## Written exercise
Extract all lines that hold the string "type".

>> begin

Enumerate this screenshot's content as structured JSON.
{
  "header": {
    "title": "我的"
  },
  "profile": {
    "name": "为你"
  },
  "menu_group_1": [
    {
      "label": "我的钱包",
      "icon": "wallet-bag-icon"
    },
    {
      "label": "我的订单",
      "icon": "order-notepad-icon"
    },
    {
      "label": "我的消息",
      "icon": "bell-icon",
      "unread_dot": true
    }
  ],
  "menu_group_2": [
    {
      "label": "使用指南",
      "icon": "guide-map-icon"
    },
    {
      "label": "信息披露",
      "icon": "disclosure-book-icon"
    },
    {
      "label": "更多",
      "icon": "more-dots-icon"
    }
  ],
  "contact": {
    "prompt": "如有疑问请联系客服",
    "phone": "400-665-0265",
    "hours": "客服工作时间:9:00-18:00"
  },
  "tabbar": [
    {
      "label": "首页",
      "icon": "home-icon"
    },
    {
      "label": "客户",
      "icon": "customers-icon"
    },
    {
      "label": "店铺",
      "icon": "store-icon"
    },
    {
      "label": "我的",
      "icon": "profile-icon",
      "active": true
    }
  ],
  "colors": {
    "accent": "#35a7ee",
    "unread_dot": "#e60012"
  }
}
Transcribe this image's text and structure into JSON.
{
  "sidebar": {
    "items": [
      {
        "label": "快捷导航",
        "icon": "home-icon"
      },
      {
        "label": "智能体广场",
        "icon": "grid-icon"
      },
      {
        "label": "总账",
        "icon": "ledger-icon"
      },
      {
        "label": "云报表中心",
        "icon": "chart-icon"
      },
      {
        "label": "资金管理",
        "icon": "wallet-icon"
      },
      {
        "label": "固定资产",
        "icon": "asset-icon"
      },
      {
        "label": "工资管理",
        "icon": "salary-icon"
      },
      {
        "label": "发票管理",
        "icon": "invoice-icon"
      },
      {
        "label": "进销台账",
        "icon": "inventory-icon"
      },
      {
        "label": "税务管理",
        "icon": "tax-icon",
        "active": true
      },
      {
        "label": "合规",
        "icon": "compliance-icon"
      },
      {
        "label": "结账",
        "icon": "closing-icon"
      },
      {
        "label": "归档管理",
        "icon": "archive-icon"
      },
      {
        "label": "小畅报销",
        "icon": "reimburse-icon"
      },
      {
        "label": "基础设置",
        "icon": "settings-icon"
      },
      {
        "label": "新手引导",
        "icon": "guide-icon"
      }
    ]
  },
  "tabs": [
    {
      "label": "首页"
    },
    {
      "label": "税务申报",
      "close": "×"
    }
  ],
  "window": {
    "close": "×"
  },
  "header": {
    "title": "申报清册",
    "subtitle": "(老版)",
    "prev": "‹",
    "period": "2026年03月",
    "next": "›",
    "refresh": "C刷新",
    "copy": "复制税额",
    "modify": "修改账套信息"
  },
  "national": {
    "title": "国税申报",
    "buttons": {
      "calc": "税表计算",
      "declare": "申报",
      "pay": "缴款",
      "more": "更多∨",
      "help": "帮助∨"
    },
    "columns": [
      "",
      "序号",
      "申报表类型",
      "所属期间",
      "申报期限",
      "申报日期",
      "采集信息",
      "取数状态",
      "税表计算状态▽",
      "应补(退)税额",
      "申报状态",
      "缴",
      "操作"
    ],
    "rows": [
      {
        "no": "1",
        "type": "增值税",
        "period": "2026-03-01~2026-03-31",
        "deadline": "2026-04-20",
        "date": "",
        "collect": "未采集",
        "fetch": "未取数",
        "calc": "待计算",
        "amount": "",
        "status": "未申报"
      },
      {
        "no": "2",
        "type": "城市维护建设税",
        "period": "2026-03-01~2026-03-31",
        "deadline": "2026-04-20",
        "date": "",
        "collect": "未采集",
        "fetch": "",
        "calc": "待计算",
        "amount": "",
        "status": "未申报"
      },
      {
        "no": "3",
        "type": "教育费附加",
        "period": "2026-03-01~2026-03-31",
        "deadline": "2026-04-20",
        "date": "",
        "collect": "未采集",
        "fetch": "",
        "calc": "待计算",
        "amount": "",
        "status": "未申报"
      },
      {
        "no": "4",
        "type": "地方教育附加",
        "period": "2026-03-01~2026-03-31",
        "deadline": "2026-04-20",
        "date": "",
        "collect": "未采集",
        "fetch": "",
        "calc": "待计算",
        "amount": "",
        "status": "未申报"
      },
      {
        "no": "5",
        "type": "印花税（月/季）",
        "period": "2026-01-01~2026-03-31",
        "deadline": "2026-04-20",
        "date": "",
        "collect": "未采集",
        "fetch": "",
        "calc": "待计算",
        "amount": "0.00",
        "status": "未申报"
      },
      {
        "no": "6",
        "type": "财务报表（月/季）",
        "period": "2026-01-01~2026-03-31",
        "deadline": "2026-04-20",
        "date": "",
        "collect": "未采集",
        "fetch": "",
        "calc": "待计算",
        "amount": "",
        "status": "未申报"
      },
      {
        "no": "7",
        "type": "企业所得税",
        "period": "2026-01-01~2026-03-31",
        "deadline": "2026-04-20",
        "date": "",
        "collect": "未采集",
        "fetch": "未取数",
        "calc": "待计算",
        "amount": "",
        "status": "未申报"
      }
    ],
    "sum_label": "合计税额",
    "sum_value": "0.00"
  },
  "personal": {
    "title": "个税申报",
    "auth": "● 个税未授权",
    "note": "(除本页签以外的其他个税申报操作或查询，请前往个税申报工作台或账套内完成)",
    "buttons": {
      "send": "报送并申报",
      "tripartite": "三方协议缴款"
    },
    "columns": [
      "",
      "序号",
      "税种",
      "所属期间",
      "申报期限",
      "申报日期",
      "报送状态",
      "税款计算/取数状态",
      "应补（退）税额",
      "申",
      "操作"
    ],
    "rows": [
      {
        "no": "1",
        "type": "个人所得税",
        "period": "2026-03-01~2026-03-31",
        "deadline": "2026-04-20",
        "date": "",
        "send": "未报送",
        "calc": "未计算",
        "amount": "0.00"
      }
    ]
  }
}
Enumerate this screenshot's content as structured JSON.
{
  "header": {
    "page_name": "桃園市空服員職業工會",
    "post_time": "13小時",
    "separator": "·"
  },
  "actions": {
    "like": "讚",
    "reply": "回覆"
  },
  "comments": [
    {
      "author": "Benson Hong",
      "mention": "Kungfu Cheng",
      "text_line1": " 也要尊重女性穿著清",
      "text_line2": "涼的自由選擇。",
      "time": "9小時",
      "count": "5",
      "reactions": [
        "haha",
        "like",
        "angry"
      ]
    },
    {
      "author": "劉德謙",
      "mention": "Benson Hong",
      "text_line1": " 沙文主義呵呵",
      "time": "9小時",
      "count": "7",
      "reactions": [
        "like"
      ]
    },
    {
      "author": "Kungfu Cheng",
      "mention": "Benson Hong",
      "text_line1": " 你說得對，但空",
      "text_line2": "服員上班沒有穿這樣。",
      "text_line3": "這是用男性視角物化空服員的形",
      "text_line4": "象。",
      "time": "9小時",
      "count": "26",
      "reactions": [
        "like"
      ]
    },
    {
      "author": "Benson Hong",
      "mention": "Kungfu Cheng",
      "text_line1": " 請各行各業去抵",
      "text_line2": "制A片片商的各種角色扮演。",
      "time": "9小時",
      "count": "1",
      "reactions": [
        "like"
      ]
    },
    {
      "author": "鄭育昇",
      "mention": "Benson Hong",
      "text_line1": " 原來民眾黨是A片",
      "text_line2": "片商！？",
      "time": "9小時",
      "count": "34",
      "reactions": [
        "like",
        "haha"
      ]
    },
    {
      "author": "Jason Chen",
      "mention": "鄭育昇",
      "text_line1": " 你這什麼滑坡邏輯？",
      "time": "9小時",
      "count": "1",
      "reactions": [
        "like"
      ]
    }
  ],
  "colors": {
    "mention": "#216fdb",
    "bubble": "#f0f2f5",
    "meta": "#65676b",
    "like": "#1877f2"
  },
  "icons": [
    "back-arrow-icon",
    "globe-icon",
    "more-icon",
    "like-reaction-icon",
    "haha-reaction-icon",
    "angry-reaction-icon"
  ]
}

>> end

## Response
        "type": "增值税",
        "type": "城市维护建设税",
        "type": "教育费附加",
        "type": "地方教育附加",
        "type": "印花税（月/季）",
        "type": "财务报表（月/季）",
        "type": "企业所得税",
        "type": "个人所得税",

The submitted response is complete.